> _Given exercise 1_
Give the rows as a numbered list, starting at the first row and ending at the row that contains "head-label: Kierownik przedmiotu", with both ends included and blank lines left out.

start Document section

"Cold Days" is a three-part masterpiece akin to the three-part "Angels Unaware" Daredevil story (also by Lee Weeks) that came out five years ago. My review of the first part of that magnificent story can be found here. However, this time I'm concentrating on the last part of the story-arc. For one reason, it was the issue that moved me the most. For another, there is no way I'm going to find the other two issues in the dark while my wife is still sleeping in on a Saturday morning! The drawback is that any thoughts I have on the first two parts (Batman #51 & 52) are relying on faulty memories. Please forgive any inaccuracies in that regard.
Batman #50 was to be the much anticipated wedding of Batman and Catwoman (aka Bruce Wayne and Selina Kyle). While I recognized how well-crafted that particular issue was with the mirroring panel layouts, I HATED the outcome. Basically, Selina thought that if she married her love, he wouldn't be as effective as Batman, whom the world desperately needed. To make things worse, she sent him a "Dear Bruce" letter! After all that build up, all that hype, they didn't get married! What a disappointment. And even though I got the first two issues of the new Catwoman series, I haven't read them yet, because I'm still upset with her. Although, I have a theory that they will get married for real before its all said and done. After all, the DC universe is due for another Rebirth someday and you can always push the envelope before the end.

end Document section

> _Given exercise 2_
In the comic review, what did Selina send Bruce instead of marrying him?

start Dataset entries

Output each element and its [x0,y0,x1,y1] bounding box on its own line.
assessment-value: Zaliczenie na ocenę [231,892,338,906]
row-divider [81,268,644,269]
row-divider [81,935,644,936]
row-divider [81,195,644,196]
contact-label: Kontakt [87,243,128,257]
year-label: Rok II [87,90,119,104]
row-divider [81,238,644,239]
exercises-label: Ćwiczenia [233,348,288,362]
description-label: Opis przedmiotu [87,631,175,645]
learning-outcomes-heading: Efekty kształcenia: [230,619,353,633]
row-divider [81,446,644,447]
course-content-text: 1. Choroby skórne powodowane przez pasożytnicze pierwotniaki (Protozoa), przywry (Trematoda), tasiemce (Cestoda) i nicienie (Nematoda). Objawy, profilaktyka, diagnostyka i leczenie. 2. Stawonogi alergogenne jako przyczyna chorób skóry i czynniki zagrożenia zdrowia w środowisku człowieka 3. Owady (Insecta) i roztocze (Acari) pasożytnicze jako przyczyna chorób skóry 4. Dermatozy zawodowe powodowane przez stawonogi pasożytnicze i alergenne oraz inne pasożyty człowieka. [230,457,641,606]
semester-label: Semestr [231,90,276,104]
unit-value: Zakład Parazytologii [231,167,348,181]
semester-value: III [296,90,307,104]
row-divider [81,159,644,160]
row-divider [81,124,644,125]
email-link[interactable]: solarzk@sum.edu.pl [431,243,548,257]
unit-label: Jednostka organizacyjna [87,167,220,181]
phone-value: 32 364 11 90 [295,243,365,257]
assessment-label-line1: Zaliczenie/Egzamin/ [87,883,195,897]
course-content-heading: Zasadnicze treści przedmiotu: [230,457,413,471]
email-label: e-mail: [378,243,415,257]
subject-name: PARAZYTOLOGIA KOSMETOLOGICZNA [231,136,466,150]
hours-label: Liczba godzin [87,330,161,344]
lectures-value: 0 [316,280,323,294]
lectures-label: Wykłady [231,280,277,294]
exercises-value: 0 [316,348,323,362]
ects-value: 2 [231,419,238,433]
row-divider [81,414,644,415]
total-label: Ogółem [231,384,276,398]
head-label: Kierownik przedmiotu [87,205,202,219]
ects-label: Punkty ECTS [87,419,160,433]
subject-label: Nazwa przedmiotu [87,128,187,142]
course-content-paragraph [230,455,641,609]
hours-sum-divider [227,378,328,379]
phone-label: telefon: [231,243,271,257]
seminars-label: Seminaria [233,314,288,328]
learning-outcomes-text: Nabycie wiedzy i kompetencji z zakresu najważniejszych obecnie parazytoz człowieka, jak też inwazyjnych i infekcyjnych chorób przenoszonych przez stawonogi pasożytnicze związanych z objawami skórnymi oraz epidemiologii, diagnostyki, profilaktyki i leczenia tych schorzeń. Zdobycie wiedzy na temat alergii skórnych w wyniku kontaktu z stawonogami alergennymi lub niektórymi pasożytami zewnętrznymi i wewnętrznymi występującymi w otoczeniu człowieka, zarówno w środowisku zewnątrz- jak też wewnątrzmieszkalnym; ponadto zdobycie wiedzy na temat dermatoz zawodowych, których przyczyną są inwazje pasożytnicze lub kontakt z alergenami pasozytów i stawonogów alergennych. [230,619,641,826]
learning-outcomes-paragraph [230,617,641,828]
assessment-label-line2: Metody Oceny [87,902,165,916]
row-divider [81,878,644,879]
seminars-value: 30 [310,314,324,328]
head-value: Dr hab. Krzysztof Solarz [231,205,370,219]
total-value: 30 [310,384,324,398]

end Dataset entries

> _Problem solution 1_
1. Output each element and its [x0,y0,x1,y1] bounding box on its own line.
2. assessment-value: Zaliczenie na ocenę [231,892,338,906]
3. row-divider [81,268,644,269]
4. row-divider [81,935,644,936]
5. row-divider [81,195,644,196]
6. contact-label: Kontakt [87,243,128,257]
7. year-label: Rok II [87,90,119,104]
8. row-divider [81,238,644,239]
9. exercises-label: Ćwiczenia [233,348,288,362]
10. description-label: Opis przedmiotu [87,631,175,645]
11. learning-outcomes-heading: Efekty kształcenia: [230,619,353,633]
12. row-divider [81,446,644,447]
13. course-content-text: 1. Choroby skórne powodowane przez pasożytnicze pierwotniaki (Protozoa), przywry (Trematoda), tasiemce (Cestoda) i nicienie (Nematoda). Objawy, profilaktyka, diagnostyka i leczenie. 2. Stawonogi alergogenne jako przyczyna chorób skóry i czynniki zagrożenia zdrowia w środowisku człowieka 3. Owady (Insecta) i roztocze (Acari) pasożytnicze jako przyczyna chorób skóry 4. Dermatozy zawodowe powodowane przez stawonogi pasożytnicze i alergenne oraz inne pasożyty człowieka. [230,457,641,606]
14. semester-label: Semestr [231,90,276,104]
15. unit-value: Zakład Parazytologii [231,167,348,181]
16. semester-value: III [296,90,307,104]
17. row-divider [81,159,644,160]
18. row-divider [81,124,644,125]
19. email-link[interactable]: solarzk@sum.edu.pl [431,243,548,257]
20. unit-label: Jednostka organizacyjna [87,167,220,181]
21. phone-value: 32 364 11 90 [295,243,365,257]
22. assessment-label-line1: Zaliczenie/Egzamin/ [87,883,195,897]
23. course-content-heading: Zasadnicze treści przedmiotu: [230,457,413,471]
24. email-label: e-mail: [378,243,415,257]
25. subject-name: PARAZYTOLOGIA KOSMETOLOGICZNA [231,136,466,150]
26. hours-label: Liczba godzin [87,330,161,344]
27. lectures-value: 0 [316,280,323,294]
28. lectures-label: Wykłady [231,280,277,294]
29. exercises-value: 0 [316,348,323,362]
30. ects-value: 2 [231,419,238,433]
31. row-divider [81,414,644,415]
32. total-label: Ogółem [231,384,276,398]
33. head-label: Kierownik przedmiotu [87,205,202,219]

> _Problem solution 2_
A "Dear Bruce" letter.